++++ Input

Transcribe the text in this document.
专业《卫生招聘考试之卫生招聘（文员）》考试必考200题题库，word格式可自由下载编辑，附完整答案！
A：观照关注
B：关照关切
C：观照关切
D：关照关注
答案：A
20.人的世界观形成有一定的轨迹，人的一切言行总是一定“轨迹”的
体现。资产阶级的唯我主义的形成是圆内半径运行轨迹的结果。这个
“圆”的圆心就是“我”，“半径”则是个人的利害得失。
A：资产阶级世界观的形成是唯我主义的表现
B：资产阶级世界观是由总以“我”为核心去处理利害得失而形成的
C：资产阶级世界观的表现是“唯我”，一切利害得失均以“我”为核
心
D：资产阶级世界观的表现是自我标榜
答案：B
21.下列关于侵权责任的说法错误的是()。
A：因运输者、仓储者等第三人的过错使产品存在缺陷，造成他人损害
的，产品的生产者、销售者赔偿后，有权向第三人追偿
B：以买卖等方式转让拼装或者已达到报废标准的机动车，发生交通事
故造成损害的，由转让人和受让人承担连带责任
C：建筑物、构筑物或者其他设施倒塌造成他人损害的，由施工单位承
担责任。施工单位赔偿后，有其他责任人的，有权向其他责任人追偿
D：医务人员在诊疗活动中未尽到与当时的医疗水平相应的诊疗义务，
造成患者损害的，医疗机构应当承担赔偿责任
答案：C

++++++++

### Exercise description
Return all of the entries word for word.

### Full response
Transcribe the text in this document.
专业《卫生招聘考试之卫生招聘（文员）》考试必考200题题库，word格式可自由下载编辑，附完整答案！
A：观照关注
B：关照关切
C：观照关切
D：关照关注
答案：A
20.人的世界观形成有一定的轨迹，人的一切言行总是一定“轨迹”的
体现。资产阶级的唯我主义的形成是圆内半径运行轨迹的结果。这个
“圆”的圆心就是“我”，“半径”则是个人的利害得失。
A：资产阶级世界观的形成是唯我主义的表现
B：资产阶级世界观是由总以“我”为核心去处理利害得失而形成的
C：资产阶级世界观的表现是“唯我”，一切利害得失均以“我”为核
心
D：资产阶级世界观的表现是自我标榜
答案：B
21.下列关于侵权责任的说法错误的是()。
A：因运输者、仓储者等第三人的过错使产品存在缺陷，造成他人损害
的，产品的生产者、销售者赔偿后，有权向第三人追偿
B：以买卖等方式转让拼装或者已达到报废标准的机动车，发生交通事
故造成损害的，由转让人和受让人承担连带责任
C：建筑物、构筑物或者其他设施倒塌造成他人损害的，由施工单位承
担责任。施工单位赔偿后，有其他责任人的，有权向其他责任人追偿
D：医务人员在诊疗活动中未尽到与当时的医疗水平相应的诊疗义务，
造成患者损害的，医疗机构应当承担赔偿责任
答案：C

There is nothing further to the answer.